What you are asked to do:
Find each line with the string "text" and copy it.

### Stored data ###

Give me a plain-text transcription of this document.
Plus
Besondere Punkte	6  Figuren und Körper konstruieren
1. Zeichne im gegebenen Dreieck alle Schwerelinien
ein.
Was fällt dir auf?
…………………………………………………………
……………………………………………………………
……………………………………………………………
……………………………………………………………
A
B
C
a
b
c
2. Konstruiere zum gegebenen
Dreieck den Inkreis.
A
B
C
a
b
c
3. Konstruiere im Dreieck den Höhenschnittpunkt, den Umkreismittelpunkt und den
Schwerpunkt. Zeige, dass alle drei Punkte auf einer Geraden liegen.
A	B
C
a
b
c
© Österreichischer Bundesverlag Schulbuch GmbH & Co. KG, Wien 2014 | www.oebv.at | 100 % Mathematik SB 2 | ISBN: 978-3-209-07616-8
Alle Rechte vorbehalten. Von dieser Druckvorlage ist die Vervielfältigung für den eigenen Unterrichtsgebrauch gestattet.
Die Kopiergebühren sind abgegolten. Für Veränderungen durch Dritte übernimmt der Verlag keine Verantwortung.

###
### Stored data ###

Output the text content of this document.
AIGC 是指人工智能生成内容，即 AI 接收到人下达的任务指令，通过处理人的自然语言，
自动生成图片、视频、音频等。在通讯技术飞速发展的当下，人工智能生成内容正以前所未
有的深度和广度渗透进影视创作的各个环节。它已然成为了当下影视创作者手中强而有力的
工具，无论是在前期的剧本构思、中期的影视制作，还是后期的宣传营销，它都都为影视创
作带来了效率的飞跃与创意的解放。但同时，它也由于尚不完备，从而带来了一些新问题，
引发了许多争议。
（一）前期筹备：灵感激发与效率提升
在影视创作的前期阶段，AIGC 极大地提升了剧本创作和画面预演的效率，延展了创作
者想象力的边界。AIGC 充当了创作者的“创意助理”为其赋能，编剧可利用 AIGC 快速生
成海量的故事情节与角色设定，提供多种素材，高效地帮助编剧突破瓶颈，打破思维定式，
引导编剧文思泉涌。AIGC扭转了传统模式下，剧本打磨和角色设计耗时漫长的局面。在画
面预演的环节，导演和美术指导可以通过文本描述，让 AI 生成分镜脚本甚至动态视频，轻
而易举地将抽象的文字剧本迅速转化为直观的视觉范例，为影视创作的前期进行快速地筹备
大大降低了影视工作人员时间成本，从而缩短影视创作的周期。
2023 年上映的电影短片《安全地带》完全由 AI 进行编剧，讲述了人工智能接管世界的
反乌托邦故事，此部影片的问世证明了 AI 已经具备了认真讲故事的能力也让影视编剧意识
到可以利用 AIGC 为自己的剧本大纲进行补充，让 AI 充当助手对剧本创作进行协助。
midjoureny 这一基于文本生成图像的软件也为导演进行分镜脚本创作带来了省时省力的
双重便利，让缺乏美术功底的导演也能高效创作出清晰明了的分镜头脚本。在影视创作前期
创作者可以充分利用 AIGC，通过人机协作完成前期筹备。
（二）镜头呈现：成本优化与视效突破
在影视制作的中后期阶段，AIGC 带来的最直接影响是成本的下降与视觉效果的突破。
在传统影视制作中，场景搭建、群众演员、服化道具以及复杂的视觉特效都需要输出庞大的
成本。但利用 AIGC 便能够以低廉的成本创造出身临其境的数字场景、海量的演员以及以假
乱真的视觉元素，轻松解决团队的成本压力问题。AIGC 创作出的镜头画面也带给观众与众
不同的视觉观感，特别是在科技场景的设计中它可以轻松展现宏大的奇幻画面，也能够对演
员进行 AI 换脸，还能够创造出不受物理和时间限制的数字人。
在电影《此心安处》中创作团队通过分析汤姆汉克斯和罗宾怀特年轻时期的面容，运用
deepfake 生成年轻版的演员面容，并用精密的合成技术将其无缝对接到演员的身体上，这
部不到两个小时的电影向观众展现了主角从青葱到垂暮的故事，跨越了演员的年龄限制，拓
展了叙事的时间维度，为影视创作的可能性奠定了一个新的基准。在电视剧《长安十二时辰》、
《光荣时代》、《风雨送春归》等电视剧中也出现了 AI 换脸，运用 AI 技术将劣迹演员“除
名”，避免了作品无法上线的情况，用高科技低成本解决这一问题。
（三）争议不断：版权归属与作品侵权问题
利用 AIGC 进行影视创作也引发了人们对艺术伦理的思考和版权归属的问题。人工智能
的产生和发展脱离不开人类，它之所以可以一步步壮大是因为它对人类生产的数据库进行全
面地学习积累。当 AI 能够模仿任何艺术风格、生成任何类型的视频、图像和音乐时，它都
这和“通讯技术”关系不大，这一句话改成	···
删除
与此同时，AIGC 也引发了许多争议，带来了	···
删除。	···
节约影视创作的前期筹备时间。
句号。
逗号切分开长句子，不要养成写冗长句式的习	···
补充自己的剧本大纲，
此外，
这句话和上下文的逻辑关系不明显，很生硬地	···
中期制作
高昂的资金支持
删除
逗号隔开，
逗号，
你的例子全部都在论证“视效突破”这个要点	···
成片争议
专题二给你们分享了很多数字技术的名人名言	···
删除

###

Result of this task:
Give me a plain-text transcription of this document.
Output the text content of this document.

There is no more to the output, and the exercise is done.